[Start of SOURCE DATA]

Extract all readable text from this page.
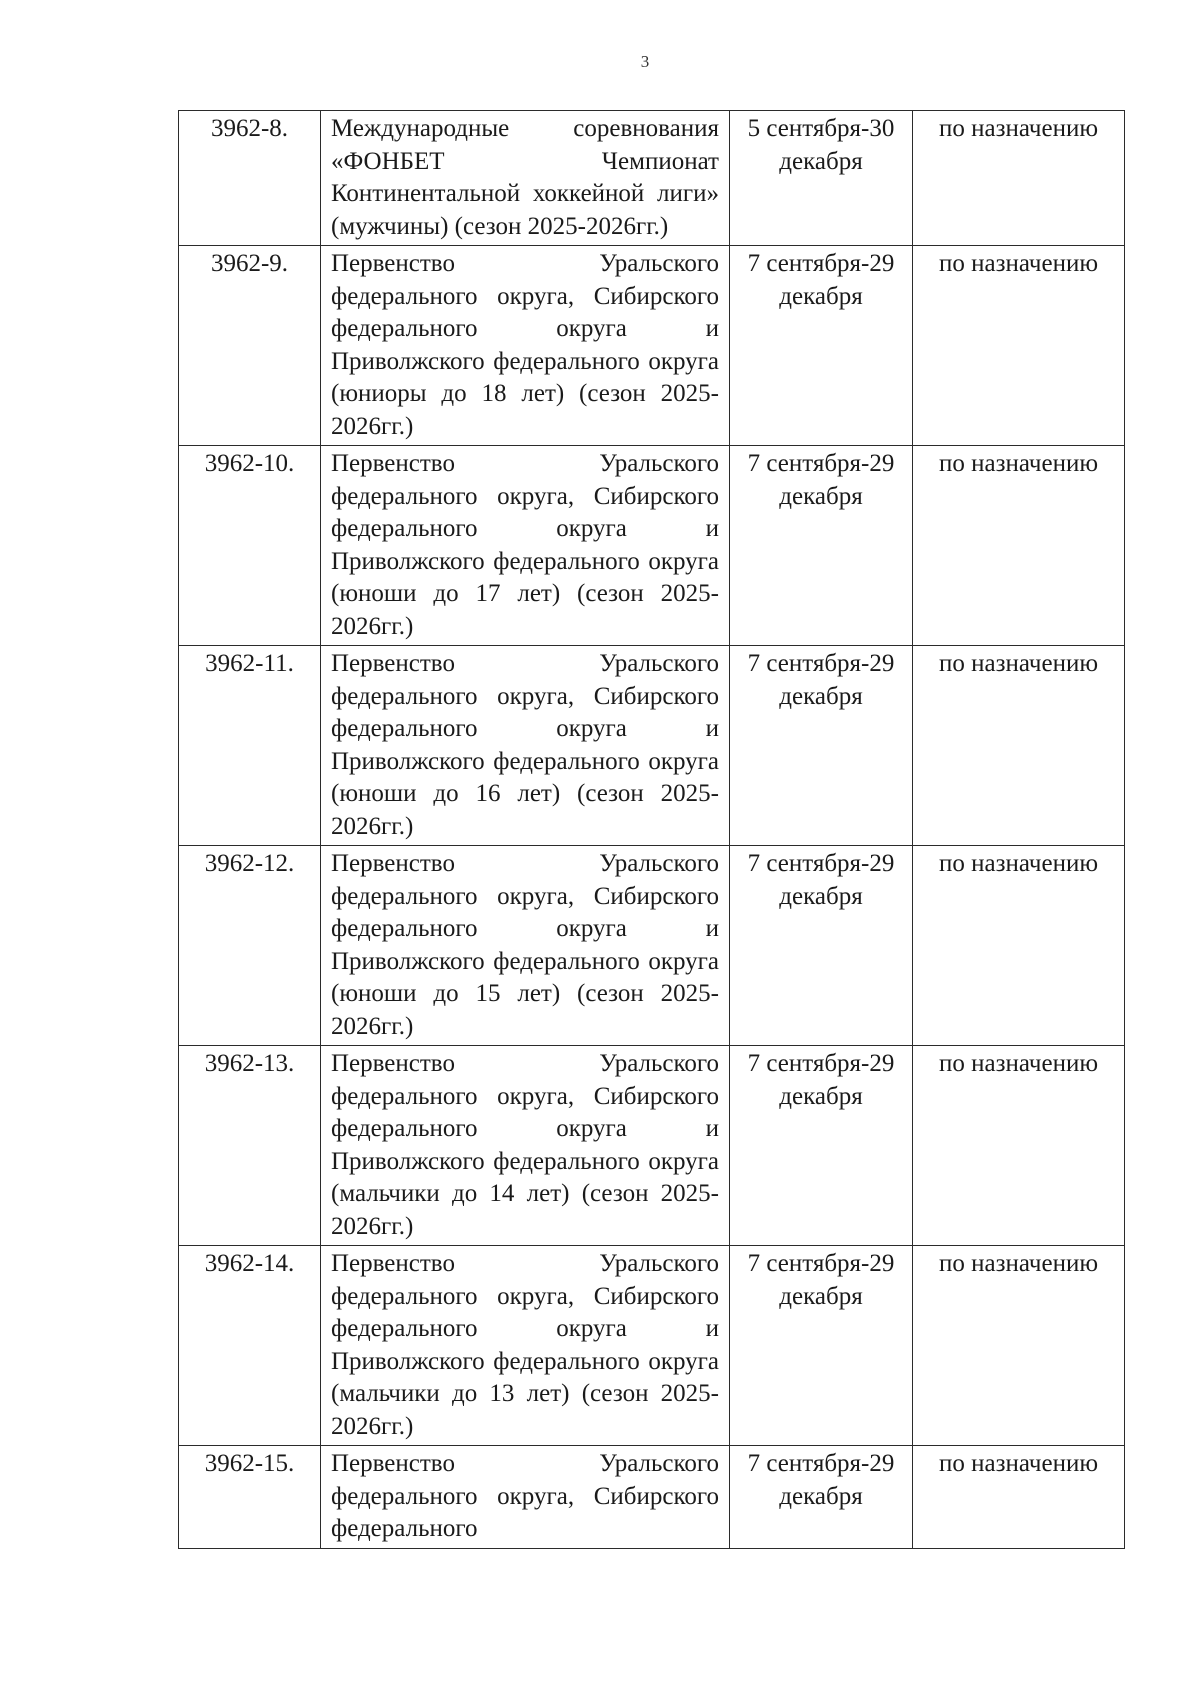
3
3962-8.	Международные соревнования «ФОНБЕТ Чемпионат Континентальной хоккейной лиги» (мужчины) (сезон 2025-2026гг.)	5 сентября-30 декабря	по назначению
3962-9.	Первенство Уральского федерального округа, Сибирского федерального округа и Приволжского федерального округа (юниоры до 18 лет) (сезон 2025-2026гг.)	7 сентября-29 декабря	по назначению
3962-10.	Первенство Уральского федерального округа, Сибирского федерального округа и Приволжского федерального округа (юноши до 17 лет) (сезон 2025-2026гг.)	7 сентября-29 декабря	по назначению
3962-11.	Первенство Уральского федерального округа, Сибирского федерального округа и Приволжского федерального округа (юноши до 16 лет) (сезон 2025-2026гг.)	7 сентября-29 декабря	по назначению
3962-12.	Первенство Уральского федерального округа, Сибирского федерального округа и Приволжского федерального округа (юноши до 15 лет) (сезон 2025-2026гг.)	7 сентября-29 декабря	по назначению
3962-13.	Первенство Уральского федерального округа, Сибирского федерального округа и Приволжского федерального округа (мальчики до 14 лет) (сезон 2025-2026гг.)	7 сентября-29 декабря	по назначению
3962-14.	Первенство Уральского федерального округа, Сибирского федерального округа и Приволжского федерального округа (мальчики до 13 лет) (сезон 2025-2026гг.)	7 сентября-29 декабря	по назначению
3962-15.	Первенство Уральского федерального округа, Сибирского федерального	7 сентября-29 декабря	по назначению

[End of SOURCE DATA]

= REQUEST =
Reproduce the entries above without change, omitting all pictures.

= WRITTEN RESPONSE =
Extract all readable text from this page.
3
3962-8.	Международные соревнования «ФОНБЕТ Чемпионат Континентальной хоккейной лиги» (мужчины) (сезон 2025-2026гг.)	5 сентября-30 декабря	по назначению
3962-9.	Первенство Уральского федерального округа, Сибирского федерального округа и Приволжского федерального округа (юниоры до 18 лет) (сезон 2025-2026гг.)	7 сентября-29 декабря	по назначению
3962-10.	Первенство Уральского федерального округа, Сибирского федерального округа и Приволжского федерального округа (юноши до 17 лет) (сезон 2025-2026гг.)	7 сентября-29 декабря	по назначению
3962-11.	Первенство Уральского федерального округа, Сибирского федерального округа и Приволжского федерального округа (юноши до 16 лет) (сезон 2025-2026гг.)	7 сентября-29 декабря	по назначению
3962-12.	Первенство Уральского федерального округа, Сибирского федерального округа и Приволжского федерального округа (юноши до 15 лет) (сезон 2025-2026гг.)	7 сентября-29 декабря	по назначению
3962-13.	Первенство Уральского федерального округа, Сибирского федерального округа и Приволжского федерального округа (мальчики до 14 лет) (сезон 2025-2026гг.)	7 сентября-29 декабря	по назначению
3962-14.	Первенство Уральского федерального округа, Сибирского федерального округа и Приволжского федерального округа (мальчики до 13 лет) (сезон 2025-2026гг.)	7 сентября-29 декабря	по назначению
3962-15.	Первенство Уральского федерального округа, Сибирского федерального	7 сентября-29 декабря	по назначению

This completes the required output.